### WHAT YOU HAVE TO DO
Reproduce precisely the lines of the material below from the line containing "Extract the structured" up to and including its last line. Pictures must not be copied.

[BEGIN RECORDS PROVIDED]

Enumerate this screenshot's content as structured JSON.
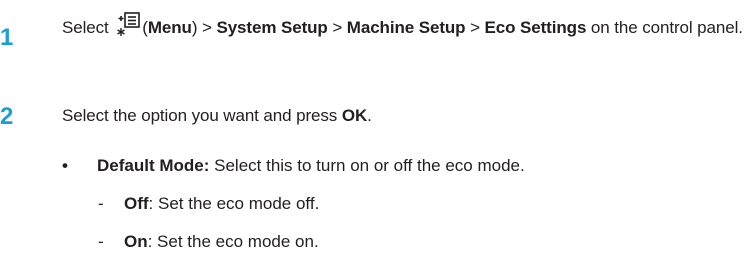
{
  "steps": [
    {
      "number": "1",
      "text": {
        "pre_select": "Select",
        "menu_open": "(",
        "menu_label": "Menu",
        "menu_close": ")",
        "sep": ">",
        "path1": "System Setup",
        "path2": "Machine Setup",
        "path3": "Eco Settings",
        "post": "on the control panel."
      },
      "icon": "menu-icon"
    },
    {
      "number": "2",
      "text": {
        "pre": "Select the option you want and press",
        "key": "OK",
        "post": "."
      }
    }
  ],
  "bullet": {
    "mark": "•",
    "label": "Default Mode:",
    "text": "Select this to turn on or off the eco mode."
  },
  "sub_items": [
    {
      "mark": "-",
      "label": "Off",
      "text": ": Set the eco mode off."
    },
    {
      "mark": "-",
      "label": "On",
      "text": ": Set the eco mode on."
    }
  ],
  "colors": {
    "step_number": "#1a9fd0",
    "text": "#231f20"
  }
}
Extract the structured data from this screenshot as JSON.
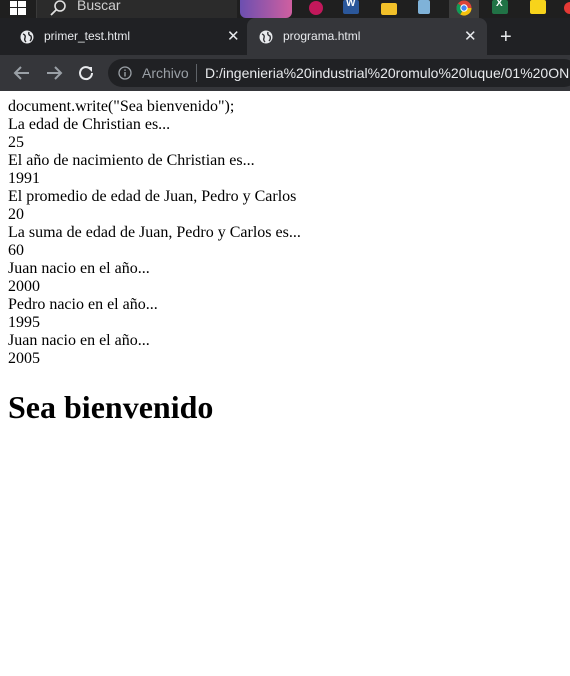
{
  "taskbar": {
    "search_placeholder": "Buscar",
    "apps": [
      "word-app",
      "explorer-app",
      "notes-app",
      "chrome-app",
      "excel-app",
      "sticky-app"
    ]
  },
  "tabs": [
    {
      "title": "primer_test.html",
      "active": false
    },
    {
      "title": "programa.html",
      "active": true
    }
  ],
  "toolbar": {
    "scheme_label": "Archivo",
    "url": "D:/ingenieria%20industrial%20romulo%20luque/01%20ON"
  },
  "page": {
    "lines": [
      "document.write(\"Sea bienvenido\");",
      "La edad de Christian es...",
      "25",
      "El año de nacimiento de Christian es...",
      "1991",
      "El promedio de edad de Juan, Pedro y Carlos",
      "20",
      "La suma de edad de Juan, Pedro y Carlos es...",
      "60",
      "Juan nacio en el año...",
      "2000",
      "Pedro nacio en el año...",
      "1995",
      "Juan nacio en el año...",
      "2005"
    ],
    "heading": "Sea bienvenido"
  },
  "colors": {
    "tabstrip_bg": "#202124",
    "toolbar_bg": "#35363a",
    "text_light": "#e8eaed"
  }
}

[END RECORDS PROVIDED]

### RESULT OF THE EXERCISE
Extract the structured data from this screenshot as JSON.
{
  "taskbar": {
    "search_placeholder": "Buscar",
    "apps": [
      "word-app",
      "explorer-app",
      "notes-app",
      "chrome-app",
      "excel-app",
      "sticky-app"
    ]
  },
  "tabs": [
    {
      "title": "primer_test.html",
      "active": false
    },
    {
      "title": "programa.html",
      "active": true
    }
  ],
  "toolbar": {
    "scheme_label": "Archivo",
    "url": "D:/ingenieria%20industrial%20romulo%20luque/01%20ON"
  },
  "page": {
    "lines": [
      "document.write(\"Sea bienvenido\");",
      "La edad de Christian es...",
      "25",
      "El año de nacimiento de Christian es...",
      "1991",
      "El promedio de edad de Juan, Pedro y Carlos",
      "20",
      "La suma de edad de Juan, Pedro y Carlos es...",
      "60",
      "Juan nacio en el año...",
      "2000",
      "Pedro nacio en el año...",
      "1995",
      "Juan nacio en el año...",
      "2005"
    ],
    "heading": "Sea bienvenido"
  },
  "colors": {
    "tabstrip_bg": "#202124",
    "toolbar_bg": "#35363a",
    "text_light": "#e8eaed"
  }
}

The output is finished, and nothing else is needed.